▶ **EXERCISE DESCRIPTION**
Your task is to give the number of lines in the listing that include "soils", and nothing else.
________________________________________
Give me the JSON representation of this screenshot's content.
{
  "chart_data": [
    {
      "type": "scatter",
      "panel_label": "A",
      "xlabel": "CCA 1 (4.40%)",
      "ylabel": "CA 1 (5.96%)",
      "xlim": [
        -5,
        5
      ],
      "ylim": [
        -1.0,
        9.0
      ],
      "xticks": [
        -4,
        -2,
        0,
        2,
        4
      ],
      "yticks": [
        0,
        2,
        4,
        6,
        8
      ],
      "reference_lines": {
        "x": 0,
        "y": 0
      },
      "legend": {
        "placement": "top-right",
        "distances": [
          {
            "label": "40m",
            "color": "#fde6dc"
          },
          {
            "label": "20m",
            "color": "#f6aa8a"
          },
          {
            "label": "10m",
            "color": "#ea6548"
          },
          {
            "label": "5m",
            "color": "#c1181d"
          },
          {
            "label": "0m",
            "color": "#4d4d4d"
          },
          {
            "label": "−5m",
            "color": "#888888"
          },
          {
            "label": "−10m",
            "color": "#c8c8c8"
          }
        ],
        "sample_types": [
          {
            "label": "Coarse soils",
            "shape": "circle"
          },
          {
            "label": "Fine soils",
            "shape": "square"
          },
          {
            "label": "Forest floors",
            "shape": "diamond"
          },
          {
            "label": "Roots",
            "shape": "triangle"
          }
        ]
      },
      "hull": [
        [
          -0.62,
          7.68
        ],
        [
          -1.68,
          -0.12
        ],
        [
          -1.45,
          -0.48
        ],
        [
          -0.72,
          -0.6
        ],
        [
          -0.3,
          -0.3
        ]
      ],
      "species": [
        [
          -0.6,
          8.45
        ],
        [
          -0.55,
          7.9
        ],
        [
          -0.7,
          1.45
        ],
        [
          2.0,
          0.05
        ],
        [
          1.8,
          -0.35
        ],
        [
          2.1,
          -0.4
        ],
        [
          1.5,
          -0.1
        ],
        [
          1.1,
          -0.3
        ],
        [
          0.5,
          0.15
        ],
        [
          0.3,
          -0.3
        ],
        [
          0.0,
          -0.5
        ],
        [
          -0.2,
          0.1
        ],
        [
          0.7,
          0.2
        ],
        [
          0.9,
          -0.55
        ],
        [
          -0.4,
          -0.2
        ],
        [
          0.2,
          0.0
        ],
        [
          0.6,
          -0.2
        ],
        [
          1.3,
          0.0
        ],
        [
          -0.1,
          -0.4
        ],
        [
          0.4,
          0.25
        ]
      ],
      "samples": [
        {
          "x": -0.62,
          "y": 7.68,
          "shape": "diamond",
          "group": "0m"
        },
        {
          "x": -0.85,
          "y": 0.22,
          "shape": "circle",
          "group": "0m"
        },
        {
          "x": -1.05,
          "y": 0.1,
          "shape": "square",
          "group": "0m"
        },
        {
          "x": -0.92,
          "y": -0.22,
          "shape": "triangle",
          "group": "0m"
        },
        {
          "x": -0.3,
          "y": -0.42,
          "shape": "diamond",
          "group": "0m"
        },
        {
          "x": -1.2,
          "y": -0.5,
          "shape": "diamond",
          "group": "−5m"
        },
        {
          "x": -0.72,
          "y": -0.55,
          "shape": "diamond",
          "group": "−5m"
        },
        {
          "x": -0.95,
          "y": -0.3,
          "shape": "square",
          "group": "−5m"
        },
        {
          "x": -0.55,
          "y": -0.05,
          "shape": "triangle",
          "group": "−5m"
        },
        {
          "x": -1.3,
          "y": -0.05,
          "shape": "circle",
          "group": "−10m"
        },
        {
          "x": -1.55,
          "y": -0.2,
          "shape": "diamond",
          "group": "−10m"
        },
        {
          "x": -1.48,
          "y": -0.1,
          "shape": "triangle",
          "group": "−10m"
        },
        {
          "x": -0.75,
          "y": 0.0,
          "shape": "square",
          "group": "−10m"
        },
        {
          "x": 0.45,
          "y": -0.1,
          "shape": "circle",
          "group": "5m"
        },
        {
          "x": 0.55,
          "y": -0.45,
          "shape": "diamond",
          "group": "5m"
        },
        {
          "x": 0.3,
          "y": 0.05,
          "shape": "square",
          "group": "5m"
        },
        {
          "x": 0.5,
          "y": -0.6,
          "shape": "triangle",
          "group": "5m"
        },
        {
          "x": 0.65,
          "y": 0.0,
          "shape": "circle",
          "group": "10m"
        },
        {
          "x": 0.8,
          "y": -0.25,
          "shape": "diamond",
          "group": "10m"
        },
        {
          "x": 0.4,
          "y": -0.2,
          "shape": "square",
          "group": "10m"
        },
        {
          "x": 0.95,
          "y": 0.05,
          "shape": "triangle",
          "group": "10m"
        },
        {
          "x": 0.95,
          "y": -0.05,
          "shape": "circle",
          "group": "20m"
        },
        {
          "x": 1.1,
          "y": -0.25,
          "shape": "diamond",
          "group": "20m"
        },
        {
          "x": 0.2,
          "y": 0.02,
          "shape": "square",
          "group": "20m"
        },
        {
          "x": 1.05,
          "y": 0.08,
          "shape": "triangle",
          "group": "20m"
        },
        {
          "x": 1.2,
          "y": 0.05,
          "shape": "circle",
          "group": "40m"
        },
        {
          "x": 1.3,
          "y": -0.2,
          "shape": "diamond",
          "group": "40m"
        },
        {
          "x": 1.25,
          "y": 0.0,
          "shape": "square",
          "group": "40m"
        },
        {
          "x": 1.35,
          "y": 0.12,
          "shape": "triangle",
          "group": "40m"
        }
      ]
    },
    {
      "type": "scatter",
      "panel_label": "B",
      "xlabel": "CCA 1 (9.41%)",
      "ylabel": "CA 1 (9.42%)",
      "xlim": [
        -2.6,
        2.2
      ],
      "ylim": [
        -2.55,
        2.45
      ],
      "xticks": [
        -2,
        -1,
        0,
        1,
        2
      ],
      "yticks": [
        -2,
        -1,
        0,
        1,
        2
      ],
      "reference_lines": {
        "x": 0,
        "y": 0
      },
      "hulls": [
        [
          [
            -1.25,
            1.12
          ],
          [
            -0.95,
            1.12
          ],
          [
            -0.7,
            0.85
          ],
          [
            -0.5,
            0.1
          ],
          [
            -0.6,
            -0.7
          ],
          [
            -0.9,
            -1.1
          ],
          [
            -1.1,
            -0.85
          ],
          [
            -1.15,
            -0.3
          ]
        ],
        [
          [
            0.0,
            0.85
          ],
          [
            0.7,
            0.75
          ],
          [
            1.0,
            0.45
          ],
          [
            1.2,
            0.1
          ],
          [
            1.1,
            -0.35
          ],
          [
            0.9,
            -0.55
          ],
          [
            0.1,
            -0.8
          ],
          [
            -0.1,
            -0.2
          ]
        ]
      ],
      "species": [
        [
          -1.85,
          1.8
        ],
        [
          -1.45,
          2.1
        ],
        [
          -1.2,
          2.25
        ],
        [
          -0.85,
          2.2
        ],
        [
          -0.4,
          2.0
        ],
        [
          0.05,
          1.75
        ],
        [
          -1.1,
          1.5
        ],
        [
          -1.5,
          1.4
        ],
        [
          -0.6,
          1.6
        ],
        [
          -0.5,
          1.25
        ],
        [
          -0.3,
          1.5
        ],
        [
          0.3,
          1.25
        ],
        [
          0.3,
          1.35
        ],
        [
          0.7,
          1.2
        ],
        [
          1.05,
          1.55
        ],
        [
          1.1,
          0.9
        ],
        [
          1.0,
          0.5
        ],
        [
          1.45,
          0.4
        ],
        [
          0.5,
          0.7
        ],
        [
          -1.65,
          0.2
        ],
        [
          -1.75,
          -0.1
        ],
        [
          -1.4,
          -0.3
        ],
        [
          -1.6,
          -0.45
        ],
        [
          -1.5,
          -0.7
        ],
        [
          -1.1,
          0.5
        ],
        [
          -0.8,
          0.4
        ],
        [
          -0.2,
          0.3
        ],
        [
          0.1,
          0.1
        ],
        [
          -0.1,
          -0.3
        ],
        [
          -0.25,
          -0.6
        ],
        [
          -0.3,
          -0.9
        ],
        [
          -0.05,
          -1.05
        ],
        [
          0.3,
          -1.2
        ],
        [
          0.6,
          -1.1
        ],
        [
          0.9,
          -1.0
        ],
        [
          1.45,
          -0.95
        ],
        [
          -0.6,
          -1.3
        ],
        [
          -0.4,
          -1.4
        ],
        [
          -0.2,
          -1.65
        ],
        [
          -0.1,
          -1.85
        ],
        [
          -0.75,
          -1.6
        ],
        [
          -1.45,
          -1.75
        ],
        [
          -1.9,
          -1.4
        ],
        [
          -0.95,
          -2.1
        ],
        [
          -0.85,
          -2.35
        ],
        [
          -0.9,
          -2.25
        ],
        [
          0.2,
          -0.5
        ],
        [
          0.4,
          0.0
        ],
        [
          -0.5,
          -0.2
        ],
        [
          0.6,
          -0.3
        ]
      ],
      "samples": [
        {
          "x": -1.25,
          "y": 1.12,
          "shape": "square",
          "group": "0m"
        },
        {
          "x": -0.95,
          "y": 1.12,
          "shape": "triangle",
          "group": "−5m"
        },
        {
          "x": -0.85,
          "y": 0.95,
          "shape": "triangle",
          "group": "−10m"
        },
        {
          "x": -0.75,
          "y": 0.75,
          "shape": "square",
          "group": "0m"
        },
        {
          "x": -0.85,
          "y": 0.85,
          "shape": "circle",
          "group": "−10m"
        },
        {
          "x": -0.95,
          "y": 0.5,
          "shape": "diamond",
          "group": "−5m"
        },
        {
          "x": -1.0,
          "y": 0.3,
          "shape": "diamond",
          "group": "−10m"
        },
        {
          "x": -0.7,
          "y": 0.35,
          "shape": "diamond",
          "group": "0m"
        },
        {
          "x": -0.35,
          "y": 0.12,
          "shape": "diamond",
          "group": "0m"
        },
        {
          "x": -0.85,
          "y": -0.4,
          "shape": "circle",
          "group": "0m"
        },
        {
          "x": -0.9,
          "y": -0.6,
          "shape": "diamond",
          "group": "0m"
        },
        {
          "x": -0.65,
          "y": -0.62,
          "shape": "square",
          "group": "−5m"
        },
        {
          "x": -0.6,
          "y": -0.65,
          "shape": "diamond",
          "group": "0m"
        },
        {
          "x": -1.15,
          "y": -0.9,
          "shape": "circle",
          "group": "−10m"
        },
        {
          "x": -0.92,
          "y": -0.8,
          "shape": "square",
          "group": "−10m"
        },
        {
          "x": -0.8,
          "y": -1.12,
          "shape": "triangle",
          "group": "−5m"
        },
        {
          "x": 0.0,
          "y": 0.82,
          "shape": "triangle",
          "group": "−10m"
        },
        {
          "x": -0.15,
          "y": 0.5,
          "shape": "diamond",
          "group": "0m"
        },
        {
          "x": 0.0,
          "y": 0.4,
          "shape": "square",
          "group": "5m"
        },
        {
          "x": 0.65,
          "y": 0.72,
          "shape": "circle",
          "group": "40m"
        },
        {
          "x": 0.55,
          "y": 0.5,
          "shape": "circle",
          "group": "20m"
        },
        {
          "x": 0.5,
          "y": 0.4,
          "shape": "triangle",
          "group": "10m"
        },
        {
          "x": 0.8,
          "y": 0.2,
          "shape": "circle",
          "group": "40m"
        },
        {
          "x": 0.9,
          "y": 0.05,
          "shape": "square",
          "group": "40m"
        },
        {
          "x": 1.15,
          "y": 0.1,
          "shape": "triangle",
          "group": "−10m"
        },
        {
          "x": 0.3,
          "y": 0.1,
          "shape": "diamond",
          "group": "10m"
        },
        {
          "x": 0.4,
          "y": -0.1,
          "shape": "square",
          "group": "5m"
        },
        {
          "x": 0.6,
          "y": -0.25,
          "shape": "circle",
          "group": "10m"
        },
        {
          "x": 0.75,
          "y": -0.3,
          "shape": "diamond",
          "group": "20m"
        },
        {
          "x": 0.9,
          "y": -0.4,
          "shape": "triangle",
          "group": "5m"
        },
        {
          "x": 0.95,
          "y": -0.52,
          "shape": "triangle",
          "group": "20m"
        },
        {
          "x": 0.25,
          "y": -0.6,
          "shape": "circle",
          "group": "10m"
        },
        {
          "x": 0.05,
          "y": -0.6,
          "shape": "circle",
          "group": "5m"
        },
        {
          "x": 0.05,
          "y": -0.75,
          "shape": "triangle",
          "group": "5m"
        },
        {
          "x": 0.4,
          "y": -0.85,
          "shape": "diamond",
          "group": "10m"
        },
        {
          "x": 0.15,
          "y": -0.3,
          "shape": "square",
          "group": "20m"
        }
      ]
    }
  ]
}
________________________________________
▶ **TASK RESULT**
2